Stated problem
From the entries provided below, copy each line that contains the word "KPNLAF".

Extracted information
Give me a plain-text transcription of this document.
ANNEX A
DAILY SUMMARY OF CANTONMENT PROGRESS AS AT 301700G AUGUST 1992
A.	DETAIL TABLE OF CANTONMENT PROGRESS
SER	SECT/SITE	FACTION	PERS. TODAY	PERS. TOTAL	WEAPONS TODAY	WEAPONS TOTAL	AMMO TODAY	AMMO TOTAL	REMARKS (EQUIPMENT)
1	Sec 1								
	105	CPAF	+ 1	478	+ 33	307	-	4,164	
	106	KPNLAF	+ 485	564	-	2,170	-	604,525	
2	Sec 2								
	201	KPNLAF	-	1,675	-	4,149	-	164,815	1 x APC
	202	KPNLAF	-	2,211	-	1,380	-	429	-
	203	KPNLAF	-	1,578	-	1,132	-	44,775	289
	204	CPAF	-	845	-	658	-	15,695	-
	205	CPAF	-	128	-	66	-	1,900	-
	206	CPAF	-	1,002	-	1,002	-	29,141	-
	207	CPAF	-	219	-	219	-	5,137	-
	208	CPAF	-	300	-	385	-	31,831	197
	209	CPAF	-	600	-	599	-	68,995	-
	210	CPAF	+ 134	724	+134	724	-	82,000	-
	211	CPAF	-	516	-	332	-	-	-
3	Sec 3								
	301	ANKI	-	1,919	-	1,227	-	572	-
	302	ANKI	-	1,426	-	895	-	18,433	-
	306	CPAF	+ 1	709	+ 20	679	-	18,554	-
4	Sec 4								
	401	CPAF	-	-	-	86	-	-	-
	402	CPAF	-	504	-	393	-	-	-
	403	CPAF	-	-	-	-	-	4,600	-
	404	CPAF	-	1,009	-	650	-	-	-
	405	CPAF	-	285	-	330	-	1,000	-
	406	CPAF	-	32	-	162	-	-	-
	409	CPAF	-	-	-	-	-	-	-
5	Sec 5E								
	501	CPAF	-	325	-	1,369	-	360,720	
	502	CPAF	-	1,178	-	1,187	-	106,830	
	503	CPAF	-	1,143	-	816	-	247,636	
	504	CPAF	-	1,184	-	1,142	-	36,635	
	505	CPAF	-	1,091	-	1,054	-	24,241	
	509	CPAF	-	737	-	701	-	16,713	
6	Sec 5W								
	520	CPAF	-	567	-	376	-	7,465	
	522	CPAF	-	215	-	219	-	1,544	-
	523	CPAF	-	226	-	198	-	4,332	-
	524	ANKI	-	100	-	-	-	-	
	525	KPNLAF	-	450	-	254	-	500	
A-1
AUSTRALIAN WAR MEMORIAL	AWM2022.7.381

Task answer
	106	KPNLAF	+ 485	564	-	2,170	-	604,525	
	201	KPNLAF	-	1,675	-	4,149	-	164,815	1 x APC
	202	KPNLAF	-	2,211	-	1,380	-	429	-
	203	KPNLAF	-	1,578	-	1,132	-	44,775	289
	525	KPNLAF	-	450	-	254	-	500	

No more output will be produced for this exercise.